| Required work |
Extract every line that contains the string "days".
-- Begin Records provided --
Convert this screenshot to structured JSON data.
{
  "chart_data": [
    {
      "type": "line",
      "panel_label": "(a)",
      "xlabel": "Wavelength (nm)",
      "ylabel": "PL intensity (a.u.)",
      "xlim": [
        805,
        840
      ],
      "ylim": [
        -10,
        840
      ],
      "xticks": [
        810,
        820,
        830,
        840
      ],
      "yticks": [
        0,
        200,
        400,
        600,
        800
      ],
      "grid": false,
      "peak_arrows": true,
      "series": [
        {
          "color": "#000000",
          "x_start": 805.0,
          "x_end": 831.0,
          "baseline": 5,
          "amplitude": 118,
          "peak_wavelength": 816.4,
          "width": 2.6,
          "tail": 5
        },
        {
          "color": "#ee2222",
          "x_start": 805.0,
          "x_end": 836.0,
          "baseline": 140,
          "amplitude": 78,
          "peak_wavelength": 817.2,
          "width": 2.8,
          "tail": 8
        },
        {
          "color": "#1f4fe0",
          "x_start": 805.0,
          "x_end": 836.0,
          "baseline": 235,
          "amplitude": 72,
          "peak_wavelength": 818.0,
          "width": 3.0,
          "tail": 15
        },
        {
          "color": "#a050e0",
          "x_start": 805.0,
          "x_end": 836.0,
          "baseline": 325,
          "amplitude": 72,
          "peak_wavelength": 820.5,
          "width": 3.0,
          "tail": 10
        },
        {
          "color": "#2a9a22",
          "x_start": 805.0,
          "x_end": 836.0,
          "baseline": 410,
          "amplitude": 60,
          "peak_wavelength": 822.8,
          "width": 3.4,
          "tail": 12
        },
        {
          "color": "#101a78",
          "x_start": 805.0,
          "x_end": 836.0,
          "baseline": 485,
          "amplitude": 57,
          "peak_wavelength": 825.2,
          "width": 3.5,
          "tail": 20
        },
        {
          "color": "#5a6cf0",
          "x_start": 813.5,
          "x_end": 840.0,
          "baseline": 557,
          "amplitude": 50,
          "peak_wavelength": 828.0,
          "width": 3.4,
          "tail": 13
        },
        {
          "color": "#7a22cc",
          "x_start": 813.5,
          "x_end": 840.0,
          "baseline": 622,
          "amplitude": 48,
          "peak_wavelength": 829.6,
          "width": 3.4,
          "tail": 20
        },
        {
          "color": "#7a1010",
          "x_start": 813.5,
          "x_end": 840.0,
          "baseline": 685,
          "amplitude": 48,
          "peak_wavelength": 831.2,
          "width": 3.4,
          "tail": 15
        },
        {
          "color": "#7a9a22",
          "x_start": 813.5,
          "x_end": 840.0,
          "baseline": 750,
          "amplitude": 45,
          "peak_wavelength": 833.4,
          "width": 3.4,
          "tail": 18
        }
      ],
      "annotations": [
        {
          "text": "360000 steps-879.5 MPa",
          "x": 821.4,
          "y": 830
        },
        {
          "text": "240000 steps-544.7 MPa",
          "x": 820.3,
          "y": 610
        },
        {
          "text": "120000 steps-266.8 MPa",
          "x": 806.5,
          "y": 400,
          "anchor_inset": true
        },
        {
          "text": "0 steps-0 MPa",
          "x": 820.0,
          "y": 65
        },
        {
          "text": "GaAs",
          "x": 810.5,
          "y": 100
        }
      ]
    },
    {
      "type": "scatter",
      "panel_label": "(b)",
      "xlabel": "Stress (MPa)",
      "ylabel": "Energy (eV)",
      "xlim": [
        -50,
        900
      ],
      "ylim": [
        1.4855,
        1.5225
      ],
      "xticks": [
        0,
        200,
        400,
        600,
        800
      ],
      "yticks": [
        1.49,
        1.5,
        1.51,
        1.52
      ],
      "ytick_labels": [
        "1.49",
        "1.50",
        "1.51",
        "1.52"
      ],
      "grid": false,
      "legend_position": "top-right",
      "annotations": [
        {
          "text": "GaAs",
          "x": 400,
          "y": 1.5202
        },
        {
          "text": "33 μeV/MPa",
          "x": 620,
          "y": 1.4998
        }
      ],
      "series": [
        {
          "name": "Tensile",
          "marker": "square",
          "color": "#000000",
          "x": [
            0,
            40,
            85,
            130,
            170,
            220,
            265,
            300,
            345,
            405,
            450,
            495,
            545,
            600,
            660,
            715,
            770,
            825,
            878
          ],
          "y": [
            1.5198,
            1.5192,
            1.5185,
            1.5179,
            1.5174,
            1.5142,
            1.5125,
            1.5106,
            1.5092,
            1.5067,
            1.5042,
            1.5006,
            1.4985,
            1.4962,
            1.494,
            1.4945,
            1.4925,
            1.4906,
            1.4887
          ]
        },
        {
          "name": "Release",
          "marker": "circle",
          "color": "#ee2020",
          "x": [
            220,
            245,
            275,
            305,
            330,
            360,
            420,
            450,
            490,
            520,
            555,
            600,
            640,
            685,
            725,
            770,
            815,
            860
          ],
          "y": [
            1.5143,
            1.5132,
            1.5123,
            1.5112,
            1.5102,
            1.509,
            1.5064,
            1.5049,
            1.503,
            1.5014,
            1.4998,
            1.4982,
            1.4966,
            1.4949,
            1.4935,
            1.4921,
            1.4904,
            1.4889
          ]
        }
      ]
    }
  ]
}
-- End Records provided --
-- Begin Records provided --
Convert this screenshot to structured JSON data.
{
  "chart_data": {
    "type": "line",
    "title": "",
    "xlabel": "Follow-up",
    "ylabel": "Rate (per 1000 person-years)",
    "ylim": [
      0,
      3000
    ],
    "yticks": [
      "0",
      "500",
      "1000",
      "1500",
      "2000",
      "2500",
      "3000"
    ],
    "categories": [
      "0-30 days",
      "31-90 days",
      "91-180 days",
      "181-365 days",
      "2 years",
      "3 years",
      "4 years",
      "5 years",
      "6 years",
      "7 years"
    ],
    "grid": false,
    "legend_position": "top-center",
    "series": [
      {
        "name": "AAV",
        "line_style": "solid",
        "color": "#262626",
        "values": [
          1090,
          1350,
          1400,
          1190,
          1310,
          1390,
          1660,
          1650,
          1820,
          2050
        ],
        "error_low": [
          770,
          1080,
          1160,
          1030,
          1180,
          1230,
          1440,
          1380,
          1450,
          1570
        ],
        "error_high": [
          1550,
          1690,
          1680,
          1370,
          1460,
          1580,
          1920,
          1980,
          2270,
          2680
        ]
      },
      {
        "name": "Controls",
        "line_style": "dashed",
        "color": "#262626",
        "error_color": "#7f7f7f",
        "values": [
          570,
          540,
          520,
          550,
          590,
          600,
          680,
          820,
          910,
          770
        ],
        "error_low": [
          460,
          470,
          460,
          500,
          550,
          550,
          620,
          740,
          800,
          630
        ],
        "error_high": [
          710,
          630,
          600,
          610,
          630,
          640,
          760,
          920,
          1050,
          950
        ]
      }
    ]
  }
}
-- End Records provided --
| Result for this exercise |
      "0-30 days",
      "31-90 days",
      "91-180 days",
      "181-365 days",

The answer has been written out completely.